▶ _Work to be completed_: Send back all the data below, exactly as given.

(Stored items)

--- START ---

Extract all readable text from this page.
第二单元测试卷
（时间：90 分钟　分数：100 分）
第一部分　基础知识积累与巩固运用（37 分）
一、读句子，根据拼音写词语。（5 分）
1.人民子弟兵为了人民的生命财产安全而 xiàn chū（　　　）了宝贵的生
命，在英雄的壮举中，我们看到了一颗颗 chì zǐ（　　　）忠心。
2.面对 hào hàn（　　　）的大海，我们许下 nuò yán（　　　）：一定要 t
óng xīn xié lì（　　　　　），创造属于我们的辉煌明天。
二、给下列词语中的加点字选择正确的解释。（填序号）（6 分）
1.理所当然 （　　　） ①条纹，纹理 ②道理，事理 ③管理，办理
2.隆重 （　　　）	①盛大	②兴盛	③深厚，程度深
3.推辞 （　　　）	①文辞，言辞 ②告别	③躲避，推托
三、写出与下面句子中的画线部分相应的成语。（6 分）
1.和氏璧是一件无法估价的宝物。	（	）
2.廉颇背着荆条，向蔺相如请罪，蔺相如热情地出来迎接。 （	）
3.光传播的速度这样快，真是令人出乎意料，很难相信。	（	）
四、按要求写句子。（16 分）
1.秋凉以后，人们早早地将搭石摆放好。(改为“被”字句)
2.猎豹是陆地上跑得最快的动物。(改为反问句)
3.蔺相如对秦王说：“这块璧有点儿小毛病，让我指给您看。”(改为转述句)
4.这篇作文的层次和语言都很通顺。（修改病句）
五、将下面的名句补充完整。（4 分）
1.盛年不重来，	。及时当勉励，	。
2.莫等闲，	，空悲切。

--- END ---

▶ _Result_:
Extract all readable text from this page.
第二单元测试卷
（时间：90 分钟　分数：100 分）
第一部分　基础知识积累与巩固运用（37 分）
一、读句子，根据拼音写词语。（5 分）
1.人民子弟兵为了人民的生命财产安全而 xiàn chū（　　　）了宝贵的生
命，在英雄的壮举中，我们看到了一颗颗 chì zǐ（　　　）忠心。
2.面对 hào hàn（　　　）的大海，我们许下 nuò yán（　　　）：一定要 t
óng xīn xié lì（　　　　　），创造属于我们的辉煌明天。
二、给下列词语中的加点字选择正确的解释。（填序号）（6 分）
1.理所当然 （　　　） ①条纹，纹理 ②道理，事理 ③管理，办理
2.隆重 （　　　）	①盛大	②兴盛	③深厚，程度深
3.推辞 （　　　）	①文辞，言辞 ②告别	③躲避，推托
三、写出与下面句子中的画线部分相应的成语。（6 分）
1.和氏璧是一件无法估价的宝物。	（	）
2.廉颇背着荆条，向蔺相如请罪，蔺相如热情地出来迎接。 （	）
3.光传播的速度这样快，真是令人出乎意料，很难相信。	（	）
四、按要求写句子。（16 分）
1.秋凉以后，人们早早地将搭石摆放好。(改为“被”字句)
2.猎豹是陆地上跑得最快的动物。(改为反问句)
3.蔺相如对秦王说：“这块璧有点儿小毛病，让我指给您看。”(改为转述句)
4.这篇作文的层次和语言都很通顺。（修改病句）
五、将下面的名句补充完整。（4 分）
1.盛年不重来，	。及时当勉励，	。
2.莫等闲，	，空悲切。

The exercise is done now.